## [What the task asks]
Locate every line below that contains the word "screenshot" and copy it.

____

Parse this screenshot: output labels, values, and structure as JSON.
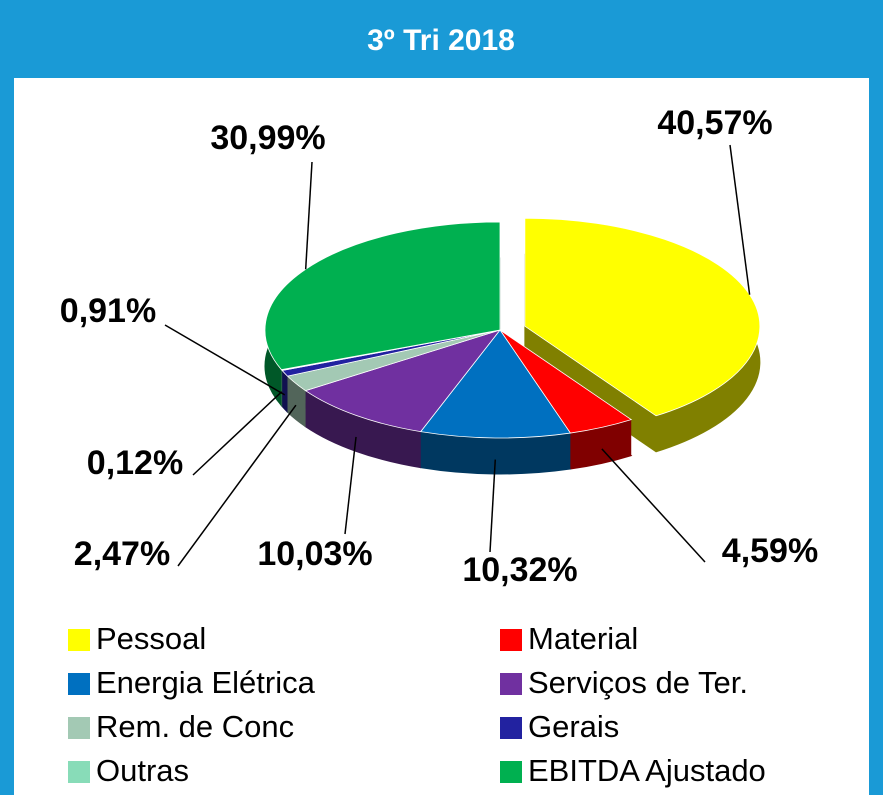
{
  "chart_data": {
    "type": "pie",
    "title": "3º Tri 2018",
    "categories": [
      "Pessoal",
      "Material",
      "Energia Elétrica",
      "Serviços de Ter.",
      "Rem. de Conc",
      "Gerais",
      "Outras",
      "EBITDA Ajustado"
    ],
    "values": [
      40.57,
      4.59,
      10.32,
      10.03,
      2.47,
      0.91,
      0.12,
      30.99
    ],
    "value_labels": [
      "40,57%",
      "4,59%",
      "10,32%",
      "10,03%",
      "2,47%",
      "0,91%",
      "0,12%",
      "30,99%"
    ],
    "colors": [
      "#ffff00",
      "#ff0000",
      "#0070c0",
      "#7030a0",
      "#a3c9b4",
      "#2222a0",
      "#88dcb8",
      "#00b050"
    ]
  }
}
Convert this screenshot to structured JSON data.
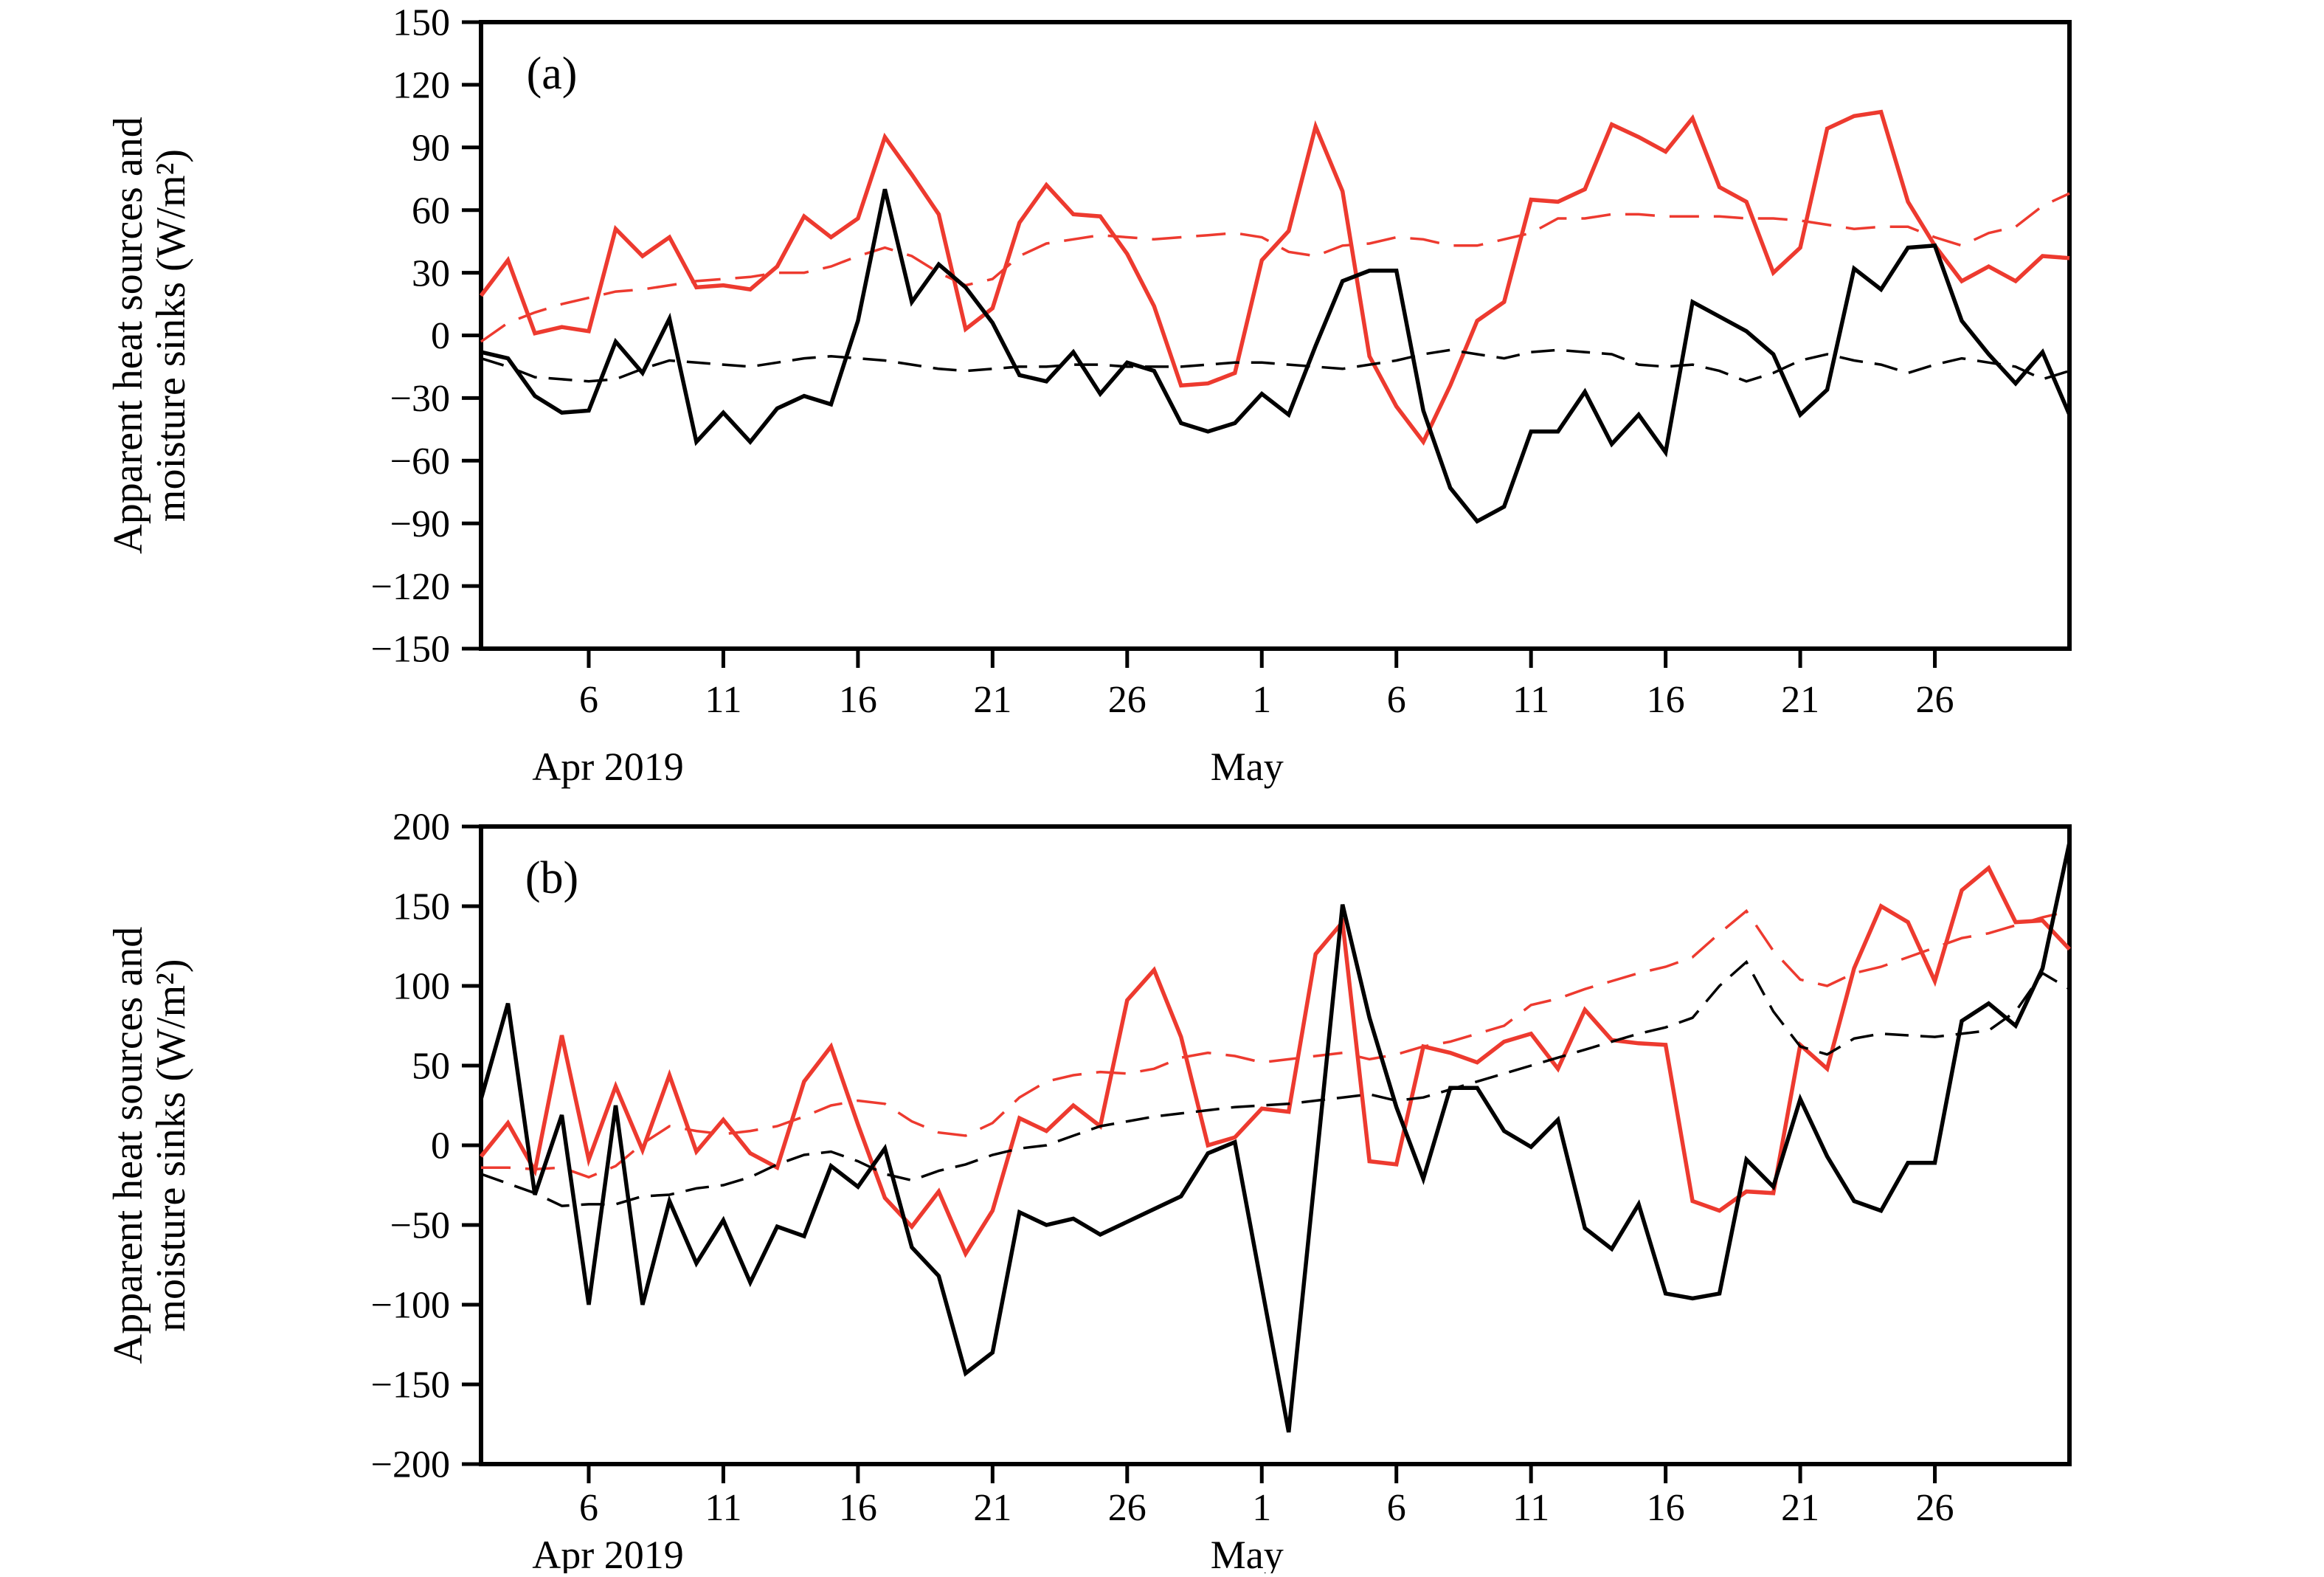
{
  "figure": {
    "ylabel_line1": "Apparent heat sources and",
    "ylabel_line2": "moisture sinks (W/m²)",
    "month_label_april": "Apr 2019",
    "month_label_may": "May",
    "colors": {
      "red": "#ed3a2f",
      "black": "#000000"
    }
  },
  "chart_data": [
    {
      "type": "line",
      "panel_label": "(a)",
      "ylabel_lines": [
        "Apparent heat sources and",
        "moisture sinks (W/m²)"
      ],
      "ylim": [
        -150,
        150
      ],
      "yticks": [
        150,
        120,
        90,
        60,
        30,
        0,
        -30,
        -60,
        -90,
        -120,
        -150
      ],
      "x_start_date": "Apr 2 2019",
      "x_end_date": "May 31 2019",
      "xticks": [
        {
          "i": 4,
          "label": "6"
        },
        {
          "i": 9,
          "label": "11"
        },
        {
          "i": 14,
          "label": "16"
        },
        {
          "i": 19,
          "label": "21"
        },
        {
          "i": 24,
          "label": "26"
        },
        {
          "i": 29,
          "label": "1"
        },
        {
          "i": 34,
          "label": "6"
        },
        {
          "i": 39,
          "label": "11"
        },
        {
          "i": 44,
          "label": "16"
        },
        {
          "i": 49,
          "label": "21"
        },
        {
          "i": 54,
          "label": "26"
        }
      ],
      "months": [
        {
          "i": 4,
          "label": "Apr 2019"
        },
        {
          "i": 29,
          "label": "May"
        }
      ],
      "grid": false,
      "legend": "none",
      "series": [
        {
          "name": "red-solid",
          "color": "#ed3a2f",
          "style": "solid",
          "values": [
            19,
            36,
            1,
            4,
            2,
            51,
            38,
            47,
            23,
            24,
            22,
            33,
            57,
            47,
            56,
            95,
            77,
            58,
            3,
            13,
            54,
            72,
            58,
            57,
            39,
            14,
            -24,
            -23,
            -18,
            36,
            50,
            100,
            69,
            -10,
            -34,
            -51,
            -24,
            7,
            16,
            65,
            64,
            70,
            101,
            95,
            88,
            104,
            71,
            64,
            30,
            42,
            99,
            105,
            107,
            64,
            43,
            26,
            33,
            26,
            38,
            37
          ]
        },
        {
          "name": "red-dashed",
          "color": "#ed3a2f",
          "style": "dashed",
          "values": [
            -3,
            6,
            11,
            15,
            18,
            21,
            22,
            24,
            26,
            27,
            28,
            30,
            30,
            33,
            38,
            42,
            38,
            30,
            24,
            27,
            38,
            44,
            46,
            48,
            47,
            46,
            47,
            48,
            49,
            47,
            40,
            38,
            43,
            44,
            47,
            46,
            43,
            43,
            46,
            49,
            56,
            56,
            58,
            58,
            57,
            57,
            57,
            56,
            56,
            55,
            53,
            51,
            52,
            52,
            47,
            43,
            49,
            52,
            62,
            68
          ]
        },
        {
          "name": "black-solid",
          "color": "#000000",
          "style": "solid",
          "values": [
            -8,
            -11,
            -29,
            -37,
            -36,
            -3,
            -18,
            8,
            -51,
            -37,
            -51,
            -35,
            -29,
            -33,
            7,
            70,
            16,
            34,
            23,
            6,
            -19,
            -22,
            -8,
            -28,
            -13,
            -17,
            -42,
            -46,
            -42,
            -28,
            -38,
            -5,
            26,
            31,
            31,
            -36,
            -73,
            -89,
            -82,
            -46,
            -46,
            -27,
            -52,
            -38,
            -56,
            16,
            9,
            2,
            -9,
            -38,
            -26,
            32,
            22,
            42,
            43,
            7,
            -9,
            -23,
            -8,
            -38
          ]
        },
        {
          "name": "black-dashed",
          "color": "#000000",
          "style": "dashed",
          "values": [
            -11,
            -15,
            -20,
            -21,
            -22,
            -21,
            -16,
            -12,
            -13,
            -14,
            -15,
            -13,
            -11,
            -10,
            -11,
            -12,
            -14,
            -16,
            -17,
            -16,
            -15,
            -15,
            -14,
            -14,
            -15,
            -15,
            -15,
            -14,
            -13,
            -13,
            -14,
            -15,
            -16,
            -14,
            -12,
            -9,
            -7,
            -9,
            -11,
            -8,
            -7,
            -8,
            -9,
            -14,
            -15,
            -14,
            -17,
            -22,
            -18,
            -12,
            -9,
            -12,
            -14,
            -18,
            -14,
            -11,
            -13,
            -15,
            -21,
            -17
          ]
        }
      ]
    },
    {
      "type": "line",
      "panel_label": "(b)",
      "ylabel_lines": [
        "Apparent heat sources and",
        "moisture sinks (W/m²)"
      ],
      "ylim": [
        -200,
        200
      ],
      "yticks": [
        200,
        150,
        100,
        50,
        0,
        -50,
        -100,
        -150,
        -200
      ],
      "x_start_date": "Apr 2 2019",
      "x_end_date": "May 31 2019",
      "xticks": [
        {
          "i": 4,
          "label": "6"
        },
        {
          "i": 9,
          "label": "11"
        },
        {
          "i": 14,
          "label": "16"
        },
        {
          "i": 19,
          "label": "21"
        },
        {
          "i": 24,
          "label": "26"
        },
        {
          "i": 29,
          "label": "1"
        },
        {
          "i": 34,
          "label": "6"
        },
        {
          "i": 39,
          "label": "11"
        },
        {
          "i": 44,
          "label": "16"
        },
        {
          "i": 49,
          "label": "21"
        },
        {
          "i": 54,
          "label": "26"
        }
      ],
      "months": [
        {
          "i": 4,
          "label": "Apr 2019"
        },
        {
          "i": 29,
          "label": "May"
        }
      ],
      "grid": false,
      "legend": "none",
      "series": [
        {
          "name": "red-solid",
          "color": "#ed3a2f",
          "style": "solid",
          "values": [
            -7,
            14,
            -16,
            69,
            -9,
            37,
            -3,
            44,
            -4,
            16,
            -5,
            -14,
            40,
            62,
            13,
            -33,
            -51,
            -29,
            -68,
            -41,
            17,
            9,
            25,
            12,
            91,
            110,
            68,
            0,
            5,
            23,
            21,
            120,
            140,
            -10,
            -12,
            62,
            58,
            52,
            65,
            70,
            48,
            85,
            66,
            64,
            63,
            -35,
            -41,
            -29,
            -30,
            63,
            48,
            111,
            150,
            140,
            103,
            160,
            174,
            140,
            141,
            123
          ]
        },
        {
          "name": "red-dashed",
          "color": "#ed3a2f",
          "style": "dashed",
          "values": [
            -14,
            -14,
            -15,
            -14,
            -20,
            -13,
            1,
            12,
            9,
            7,
            9,
            12,
            18,
            25,
            28,
            26,
            15,
            8,
            6,
            14,
            30,
            40,
            44,
            46,
            45,
            48,
            55,
            58,
            56,
            52,
            54,
            56,
            58,
            54,
            57,
            62,
            65,
            70,
            75,
            88,
            92,
            98,
            103,
            108,
            112,
            118,
            133,
            147,
            122,
            104,
            100,
            108,
            112,
            118,
            124,
            130,
            133,
            138,
            143,
            147
          ]
        },
        {
          "name": "black-solid",
          "color": "#000000",
          "style": "solid",
          "values": [
            29,
            89,
            -31,
            19,
            -100,
            25,
            -100,
            -35,
            -74,
            -47,
            -86,
            -51,
            -57,
            -13,
            -26,
            -2,
            -64,
            -82,
            -143,
            -130,
            -42,
            -50,
            -46,
            -56,
            -48,
            -40,
            -32,
            -5,
            2,
            -89,
            -180,
            -15,
            151,
            80,
            24,
            -21,
            36,
            36,
            9,
            -1,
            16,
            -52,
            -65,
            -37,
            -93,
            -96,
            -93,
            -9,
            -26,
            29,
            -7,
            -35,
            -41,
            -11,
            -11,
            78,
            89,
            75,
            111,
            190
          ]
        },
        {
          "name": "black-dashed",
          "color": "#000000",
          "style": "dashed",
          "values": [
            -18,
            -24,
            -30,
            -38,
            -37,
            -37,
            -32,
            -31,
            -27,
            -25,
            -20,
            -12,
            -6,
            -4,
            -10,
            -18,
            -22,
            -16,
            -12,
            -6,
            -2,
            0,
            6,
            12,
            15,
            18,
            20,
            22,
            24,
            25,
            26,
            28,
            30,
            32,
            28,
            30,
            35,
            40,
            45,
            50,
            55,
            60,
            65,
            70,
            74,
            80,
            100,
            115,
            84,
            62,
            57,
            67,
            70,
            69,
            68,
            70,
            72,
            84,
            108,
            98
          ]
        }
      ]
    }
  ]
}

____

## [Answer to this problem]
Parse this screenshot: output labels, values, and structure as JSON.
Convert this screenshot to structured JSON data.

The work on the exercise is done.